> **Request**
Search the records for the word "JSON" and pick out every line that has it.

> **Record list**

*****

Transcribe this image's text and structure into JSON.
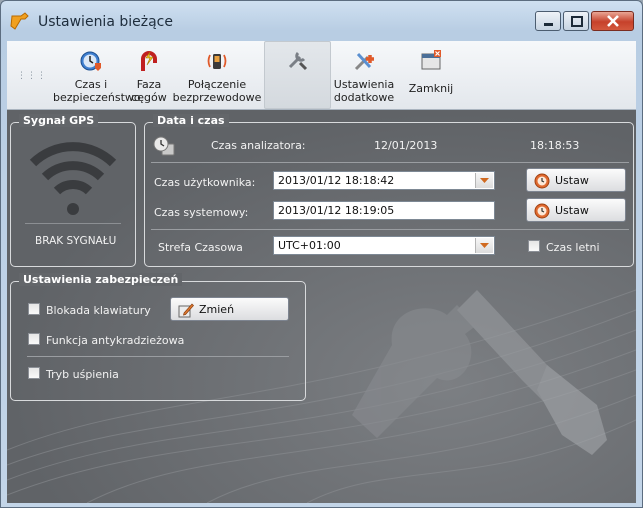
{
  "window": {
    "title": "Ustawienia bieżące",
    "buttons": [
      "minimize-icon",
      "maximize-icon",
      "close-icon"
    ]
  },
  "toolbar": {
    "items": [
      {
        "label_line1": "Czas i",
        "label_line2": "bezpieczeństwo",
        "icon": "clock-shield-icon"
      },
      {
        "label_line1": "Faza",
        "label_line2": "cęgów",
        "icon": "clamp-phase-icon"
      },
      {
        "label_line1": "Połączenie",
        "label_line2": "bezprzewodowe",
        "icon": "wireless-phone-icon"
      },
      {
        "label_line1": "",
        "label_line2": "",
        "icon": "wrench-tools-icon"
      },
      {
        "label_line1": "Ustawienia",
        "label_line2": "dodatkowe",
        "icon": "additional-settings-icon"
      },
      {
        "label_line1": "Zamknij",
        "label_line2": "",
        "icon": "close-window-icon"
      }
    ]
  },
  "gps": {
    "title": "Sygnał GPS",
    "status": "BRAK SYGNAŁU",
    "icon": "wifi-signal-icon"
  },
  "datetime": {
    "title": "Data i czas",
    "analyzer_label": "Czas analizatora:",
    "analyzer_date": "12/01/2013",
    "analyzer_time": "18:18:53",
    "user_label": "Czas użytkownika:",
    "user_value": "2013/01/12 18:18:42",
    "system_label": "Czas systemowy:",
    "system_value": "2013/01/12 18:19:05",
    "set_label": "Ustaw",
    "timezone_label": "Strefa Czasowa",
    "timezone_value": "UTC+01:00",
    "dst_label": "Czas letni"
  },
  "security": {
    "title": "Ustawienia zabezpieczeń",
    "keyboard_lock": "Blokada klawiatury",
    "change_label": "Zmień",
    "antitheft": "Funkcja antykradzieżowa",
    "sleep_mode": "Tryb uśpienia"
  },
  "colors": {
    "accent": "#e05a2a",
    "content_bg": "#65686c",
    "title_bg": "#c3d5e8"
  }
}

*****

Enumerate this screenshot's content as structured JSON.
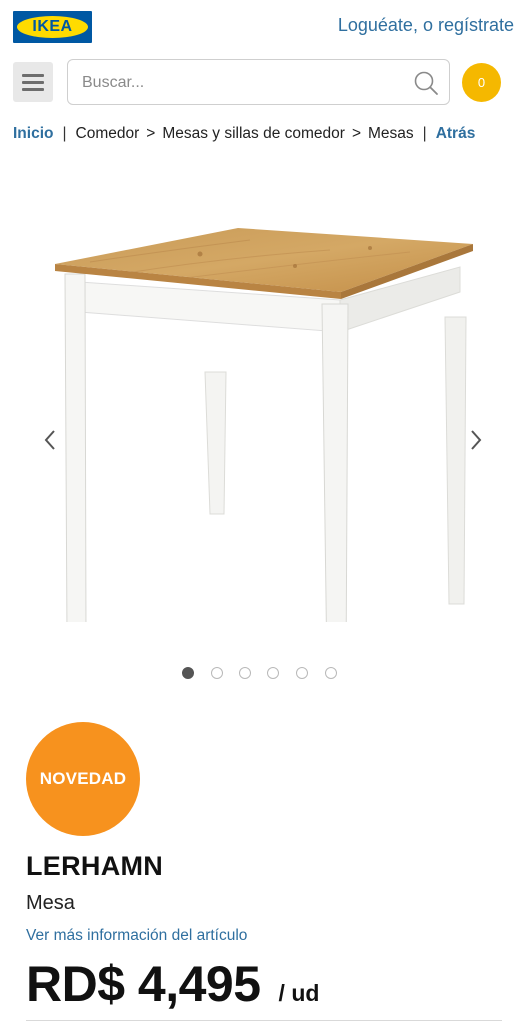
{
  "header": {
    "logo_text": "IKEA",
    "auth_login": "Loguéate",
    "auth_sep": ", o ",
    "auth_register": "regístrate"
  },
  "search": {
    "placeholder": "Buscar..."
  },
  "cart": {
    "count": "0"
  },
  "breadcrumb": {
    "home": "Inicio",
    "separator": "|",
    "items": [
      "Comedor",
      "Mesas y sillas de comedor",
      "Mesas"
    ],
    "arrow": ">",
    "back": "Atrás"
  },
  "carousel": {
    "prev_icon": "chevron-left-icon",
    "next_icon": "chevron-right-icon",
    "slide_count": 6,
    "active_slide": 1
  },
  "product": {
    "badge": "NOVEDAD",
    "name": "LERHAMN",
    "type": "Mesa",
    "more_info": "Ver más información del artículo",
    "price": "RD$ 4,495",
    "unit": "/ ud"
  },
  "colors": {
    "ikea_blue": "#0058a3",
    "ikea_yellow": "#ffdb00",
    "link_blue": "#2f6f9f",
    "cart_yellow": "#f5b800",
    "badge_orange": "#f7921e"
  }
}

*****

> **The output**
Transcribe this image's text and structure into JSON.
Enumerate this screenshot's content as structured JSON.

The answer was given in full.